-- start of Data shown --

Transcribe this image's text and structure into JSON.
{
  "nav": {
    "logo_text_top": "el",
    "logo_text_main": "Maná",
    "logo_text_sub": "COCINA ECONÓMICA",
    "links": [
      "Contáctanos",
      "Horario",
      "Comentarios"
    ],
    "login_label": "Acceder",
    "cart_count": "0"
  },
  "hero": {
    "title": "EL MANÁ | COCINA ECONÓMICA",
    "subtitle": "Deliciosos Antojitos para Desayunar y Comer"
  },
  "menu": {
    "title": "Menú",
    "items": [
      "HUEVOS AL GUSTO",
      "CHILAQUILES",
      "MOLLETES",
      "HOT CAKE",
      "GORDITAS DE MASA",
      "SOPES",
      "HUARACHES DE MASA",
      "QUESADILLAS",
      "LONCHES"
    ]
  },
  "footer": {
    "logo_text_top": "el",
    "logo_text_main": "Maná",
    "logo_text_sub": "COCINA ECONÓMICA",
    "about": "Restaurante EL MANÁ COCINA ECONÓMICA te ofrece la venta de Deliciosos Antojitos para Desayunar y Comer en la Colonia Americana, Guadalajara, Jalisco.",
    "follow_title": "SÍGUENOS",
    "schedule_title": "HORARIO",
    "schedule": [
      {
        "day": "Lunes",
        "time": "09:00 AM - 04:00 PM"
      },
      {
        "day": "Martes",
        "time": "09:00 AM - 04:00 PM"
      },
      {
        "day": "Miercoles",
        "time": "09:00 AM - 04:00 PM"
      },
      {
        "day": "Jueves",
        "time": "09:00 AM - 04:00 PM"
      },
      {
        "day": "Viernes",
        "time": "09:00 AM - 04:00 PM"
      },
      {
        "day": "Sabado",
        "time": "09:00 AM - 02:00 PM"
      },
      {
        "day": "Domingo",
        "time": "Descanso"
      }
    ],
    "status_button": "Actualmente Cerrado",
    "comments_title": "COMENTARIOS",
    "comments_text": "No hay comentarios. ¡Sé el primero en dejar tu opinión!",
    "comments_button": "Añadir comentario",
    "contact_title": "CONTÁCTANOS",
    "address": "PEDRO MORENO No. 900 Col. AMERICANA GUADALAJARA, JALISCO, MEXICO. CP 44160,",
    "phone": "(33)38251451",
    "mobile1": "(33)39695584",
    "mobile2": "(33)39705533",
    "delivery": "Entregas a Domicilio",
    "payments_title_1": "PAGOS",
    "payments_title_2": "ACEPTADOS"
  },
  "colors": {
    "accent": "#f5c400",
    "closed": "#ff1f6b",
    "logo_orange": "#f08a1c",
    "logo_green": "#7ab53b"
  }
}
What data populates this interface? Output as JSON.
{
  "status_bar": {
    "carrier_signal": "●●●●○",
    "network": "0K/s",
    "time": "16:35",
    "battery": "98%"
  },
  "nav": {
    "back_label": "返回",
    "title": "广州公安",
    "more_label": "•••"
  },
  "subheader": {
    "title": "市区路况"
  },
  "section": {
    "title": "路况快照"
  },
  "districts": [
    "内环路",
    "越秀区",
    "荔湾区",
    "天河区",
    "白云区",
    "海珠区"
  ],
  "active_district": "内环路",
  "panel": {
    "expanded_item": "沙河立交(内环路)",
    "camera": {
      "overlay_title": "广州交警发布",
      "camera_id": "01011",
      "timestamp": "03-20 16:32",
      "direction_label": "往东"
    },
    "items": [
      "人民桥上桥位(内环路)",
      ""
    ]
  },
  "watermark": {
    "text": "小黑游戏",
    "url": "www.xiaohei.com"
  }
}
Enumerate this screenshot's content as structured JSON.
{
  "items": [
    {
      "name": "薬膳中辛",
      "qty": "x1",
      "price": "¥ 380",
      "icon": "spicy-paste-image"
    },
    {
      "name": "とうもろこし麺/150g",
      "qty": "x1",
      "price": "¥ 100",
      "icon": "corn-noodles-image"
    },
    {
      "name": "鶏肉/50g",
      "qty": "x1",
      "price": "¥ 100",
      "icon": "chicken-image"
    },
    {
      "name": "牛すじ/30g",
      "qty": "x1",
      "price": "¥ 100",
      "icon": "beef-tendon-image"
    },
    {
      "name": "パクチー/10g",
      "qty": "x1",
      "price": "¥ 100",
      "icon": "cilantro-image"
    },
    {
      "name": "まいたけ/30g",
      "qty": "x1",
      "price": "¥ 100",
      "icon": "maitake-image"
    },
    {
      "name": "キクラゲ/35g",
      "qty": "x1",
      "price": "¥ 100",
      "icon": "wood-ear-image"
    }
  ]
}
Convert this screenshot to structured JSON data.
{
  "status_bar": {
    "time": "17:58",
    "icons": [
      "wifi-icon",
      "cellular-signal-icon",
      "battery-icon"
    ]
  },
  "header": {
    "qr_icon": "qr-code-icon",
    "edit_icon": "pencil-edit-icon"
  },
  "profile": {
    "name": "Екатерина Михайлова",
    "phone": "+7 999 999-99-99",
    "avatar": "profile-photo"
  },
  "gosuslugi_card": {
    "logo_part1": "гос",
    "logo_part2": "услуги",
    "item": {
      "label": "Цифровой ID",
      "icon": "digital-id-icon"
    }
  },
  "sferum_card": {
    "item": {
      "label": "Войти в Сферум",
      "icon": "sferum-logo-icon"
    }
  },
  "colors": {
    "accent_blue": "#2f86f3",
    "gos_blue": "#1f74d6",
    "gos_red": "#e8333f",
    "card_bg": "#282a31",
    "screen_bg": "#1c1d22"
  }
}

-- end of Data shown --

* Required task *
Write out once more the lines above beginning at the line with "Convert this screenshot"; continue through the final line and stop there.

* Worked solution *
Convert this screenshot to structured JSON data.
{
  "status_bar": {
    "time": "17:58",
    "icons": [
      "wifi-icon",
      "cellular-signal-icon",
      "battery-icon"
    ]
  },
  "header": {
    "qr_icon": "qr-code-icon",
    "edit_icon": "pencil-edit-icon"
  },
  "profile": {
    "name": "Екатерина Михайлова",
    "phone": "+7 999 999-99-99",
    "avatar": "profile-photo"
  },
  "gosuslugi_card": {
    "logo_part1": "гос",
    "logo_part2": "услуги",
    "item": {
      "label": "Цифровой ID",
      "icon": "digital-id-icon"
    }
  },
  "sferum_card": {
    "item": {
      "label": "Войти в Сферум",
      "icon": "sferum-logo-icon"
    }
  },
  "colors": {
    "accent_blue": "#2f86f3",
    "gos_blue": "#1f74d6",
    "gos_red": "#e8333f",
    "card_bg": "#282a31",
    "screen_bg": "#1c1d22"
  }
}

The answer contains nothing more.